- [GIVEN PROBLEM]: Look through the data for the string "службе". Copy every line where it is found.

## Start DATA EXTRACT

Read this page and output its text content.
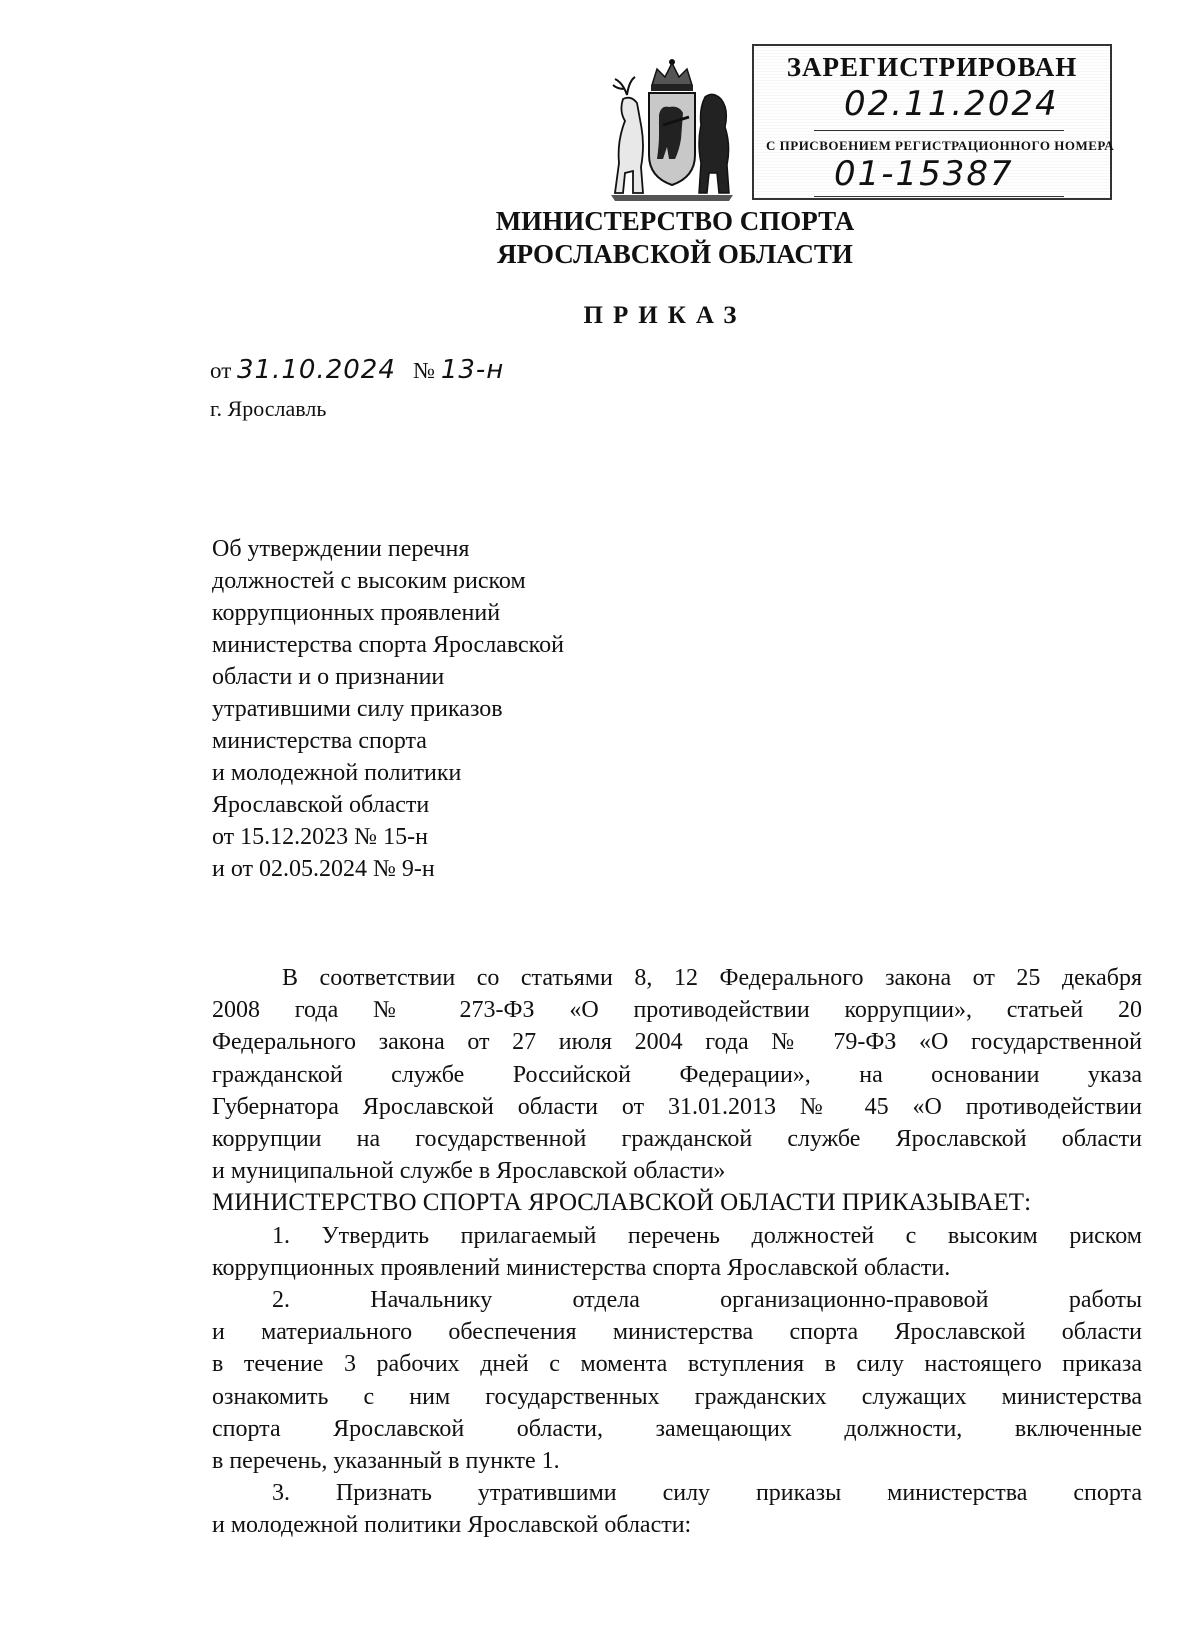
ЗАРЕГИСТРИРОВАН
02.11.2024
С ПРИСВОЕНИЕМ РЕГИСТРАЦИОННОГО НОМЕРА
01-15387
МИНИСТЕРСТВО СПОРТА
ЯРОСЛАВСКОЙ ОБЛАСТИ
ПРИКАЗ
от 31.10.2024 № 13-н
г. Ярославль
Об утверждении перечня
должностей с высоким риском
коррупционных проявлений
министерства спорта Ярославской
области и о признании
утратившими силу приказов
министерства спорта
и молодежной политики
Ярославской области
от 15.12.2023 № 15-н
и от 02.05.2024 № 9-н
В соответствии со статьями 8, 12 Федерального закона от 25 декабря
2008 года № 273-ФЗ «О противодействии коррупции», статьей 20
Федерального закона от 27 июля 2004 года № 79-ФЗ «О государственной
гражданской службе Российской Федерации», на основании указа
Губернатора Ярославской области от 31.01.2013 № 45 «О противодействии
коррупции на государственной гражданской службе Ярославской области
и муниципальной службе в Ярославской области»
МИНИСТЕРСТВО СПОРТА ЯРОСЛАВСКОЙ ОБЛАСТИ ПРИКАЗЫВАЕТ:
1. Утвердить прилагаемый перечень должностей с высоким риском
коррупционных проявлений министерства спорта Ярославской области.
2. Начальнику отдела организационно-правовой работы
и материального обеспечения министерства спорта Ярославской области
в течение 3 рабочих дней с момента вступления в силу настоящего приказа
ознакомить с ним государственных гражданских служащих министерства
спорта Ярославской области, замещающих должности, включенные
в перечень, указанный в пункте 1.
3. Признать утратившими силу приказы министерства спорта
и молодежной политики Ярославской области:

## End DATA EXTRACT
## Start DATA EXTRACT

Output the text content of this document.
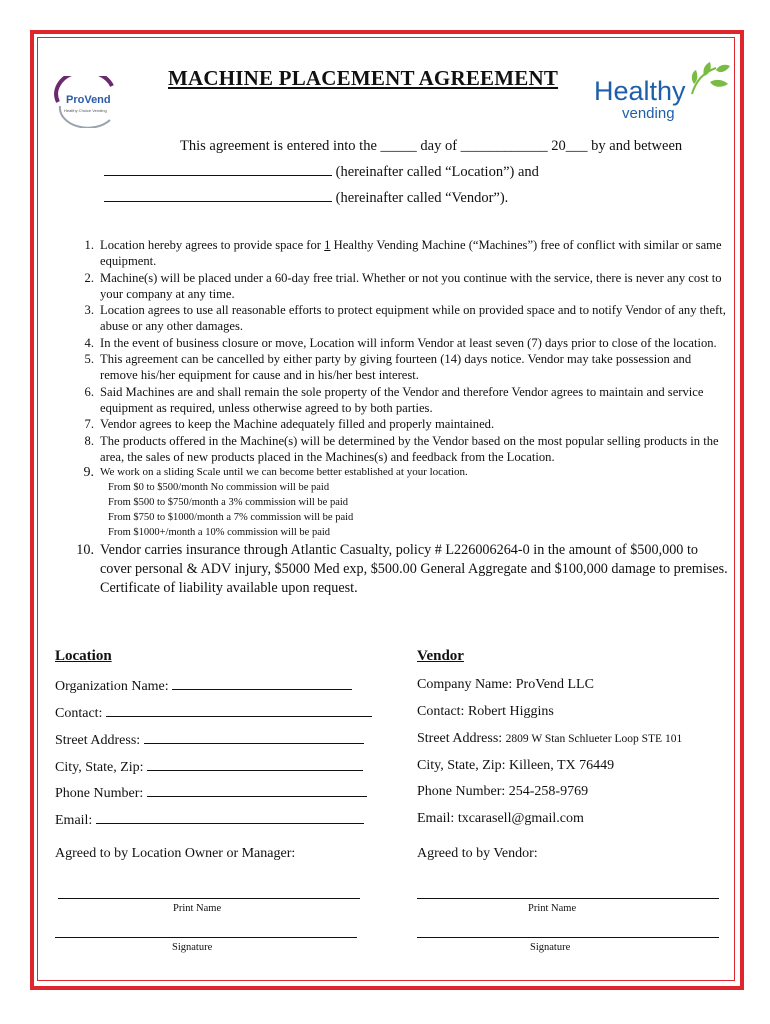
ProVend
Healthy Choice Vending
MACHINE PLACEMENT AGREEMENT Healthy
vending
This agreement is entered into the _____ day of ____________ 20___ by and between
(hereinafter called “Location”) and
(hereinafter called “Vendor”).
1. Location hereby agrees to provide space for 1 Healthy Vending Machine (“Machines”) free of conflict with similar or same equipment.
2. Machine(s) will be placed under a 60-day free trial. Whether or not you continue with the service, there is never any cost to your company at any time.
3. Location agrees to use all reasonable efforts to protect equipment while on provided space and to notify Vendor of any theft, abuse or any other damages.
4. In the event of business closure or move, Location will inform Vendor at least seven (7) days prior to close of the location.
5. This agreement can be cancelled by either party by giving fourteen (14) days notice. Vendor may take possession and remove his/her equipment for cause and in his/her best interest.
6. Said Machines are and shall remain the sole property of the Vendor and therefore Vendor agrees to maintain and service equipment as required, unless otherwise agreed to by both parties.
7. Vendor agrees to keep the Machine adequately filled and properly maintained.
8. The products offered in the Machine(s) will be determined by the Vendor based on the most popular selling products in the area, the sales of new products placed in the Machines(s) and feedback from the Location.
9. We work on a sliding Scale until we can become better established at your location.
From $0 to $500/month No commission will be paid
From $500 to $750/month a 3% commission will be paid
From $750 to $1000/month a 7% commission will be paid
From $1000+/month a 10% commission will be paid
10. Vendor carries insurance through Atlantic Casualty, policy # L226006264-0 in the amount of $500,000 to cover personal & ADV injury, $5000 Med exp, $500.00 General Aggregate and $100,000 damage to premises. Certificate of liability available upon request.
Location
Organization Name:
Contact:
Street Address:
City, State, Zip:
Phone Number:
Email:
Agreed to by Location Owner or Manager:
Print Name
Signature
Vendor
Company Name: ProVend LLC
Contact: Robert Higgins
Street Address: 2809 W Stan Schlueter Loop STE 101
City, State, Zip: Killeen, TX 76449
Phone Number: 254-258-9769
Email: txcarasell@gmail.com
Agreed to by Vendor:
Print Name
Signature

## End DATA EXTRACT
## Start DATA EXTRACT

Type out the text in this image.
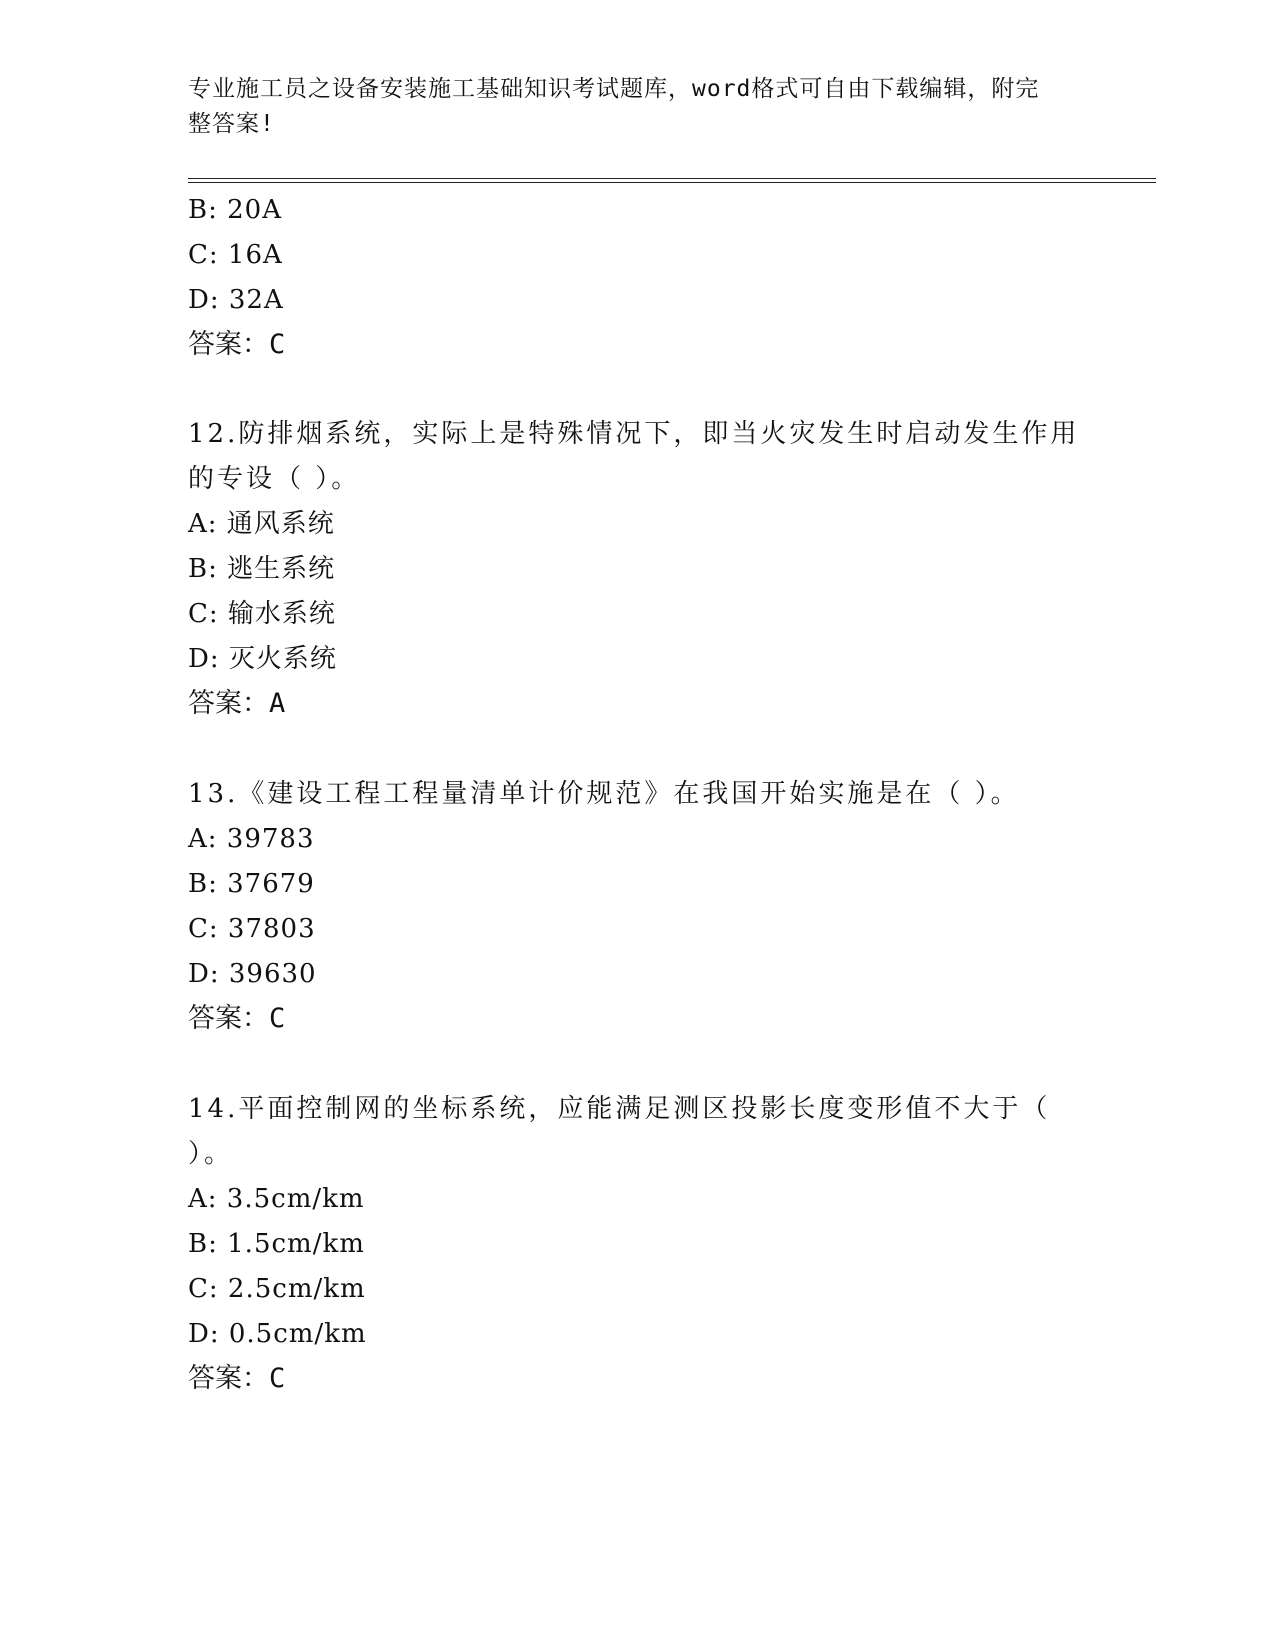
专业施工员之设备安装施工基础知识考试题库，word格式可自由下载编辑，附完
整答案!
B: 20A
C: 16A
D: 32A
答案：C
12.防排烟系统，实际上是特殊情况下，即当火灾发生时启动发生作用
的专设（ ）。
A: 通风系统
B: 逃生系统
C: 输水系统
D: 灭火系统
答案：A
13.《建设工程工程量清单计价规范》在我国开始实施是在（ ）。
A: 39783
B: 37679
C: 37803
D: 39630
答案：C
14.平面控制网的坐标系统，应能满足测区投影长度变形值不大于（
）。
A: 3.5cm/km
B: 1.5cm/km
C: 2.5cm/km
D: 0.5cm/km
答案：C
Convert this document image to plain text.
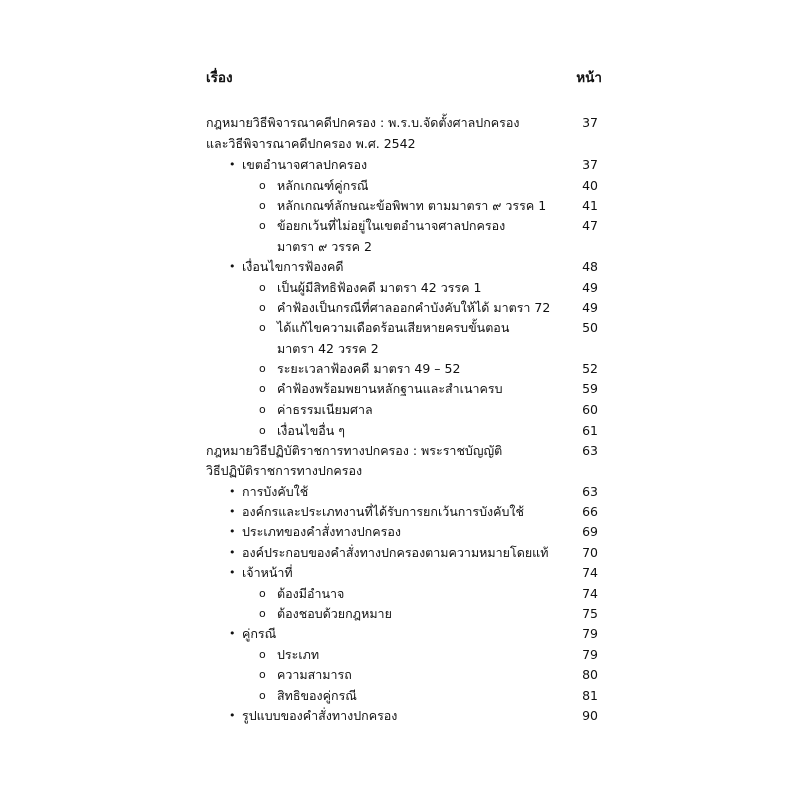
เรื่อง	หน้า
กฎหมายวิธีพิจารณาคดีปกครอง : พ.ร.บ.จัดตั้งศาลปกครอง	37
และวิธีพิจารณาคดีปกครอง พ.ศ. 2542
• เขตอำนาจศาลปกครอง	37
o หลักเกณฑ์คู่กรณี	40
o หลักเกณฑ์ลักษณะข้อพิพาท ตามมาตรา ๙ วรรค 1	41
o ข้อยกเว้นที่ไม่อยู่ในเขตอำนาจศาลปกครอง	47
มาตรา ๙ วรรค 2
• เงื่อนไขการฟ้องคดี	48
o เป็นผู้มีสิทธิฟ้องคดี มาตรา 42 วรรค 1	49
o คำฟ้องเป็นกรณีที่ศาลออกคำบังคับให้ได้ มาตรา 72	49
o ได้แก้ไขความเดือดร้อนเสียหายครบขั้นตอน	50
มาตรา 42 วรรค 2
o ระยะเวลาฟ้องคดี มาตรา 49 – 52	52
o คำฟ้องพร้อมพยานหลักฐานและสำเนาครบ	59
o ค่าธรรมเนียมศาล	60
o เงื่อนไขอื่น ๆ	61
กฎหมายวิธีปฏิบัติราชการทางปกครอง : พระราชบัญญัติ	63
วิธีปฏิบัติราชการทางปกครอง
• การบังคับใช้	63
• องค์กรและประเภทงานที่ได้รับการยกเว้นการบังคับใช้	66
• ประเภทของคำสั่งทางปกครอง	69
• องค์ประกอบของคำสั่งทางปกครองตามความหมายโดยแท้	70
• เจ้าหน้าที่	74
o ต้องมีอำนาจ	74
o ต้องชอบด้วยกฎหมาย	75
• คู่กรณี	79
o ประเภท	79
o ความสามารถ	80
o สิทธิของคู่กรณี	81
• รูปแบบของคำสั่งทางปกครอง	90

## End DATA EXTRACT

- [CORRECT RESULT]:
гражданской службе Российской Федерации», на основании указа
коррупции на государственной гражданской службе Ярославской области
и муниципальной службе в Ярославской области»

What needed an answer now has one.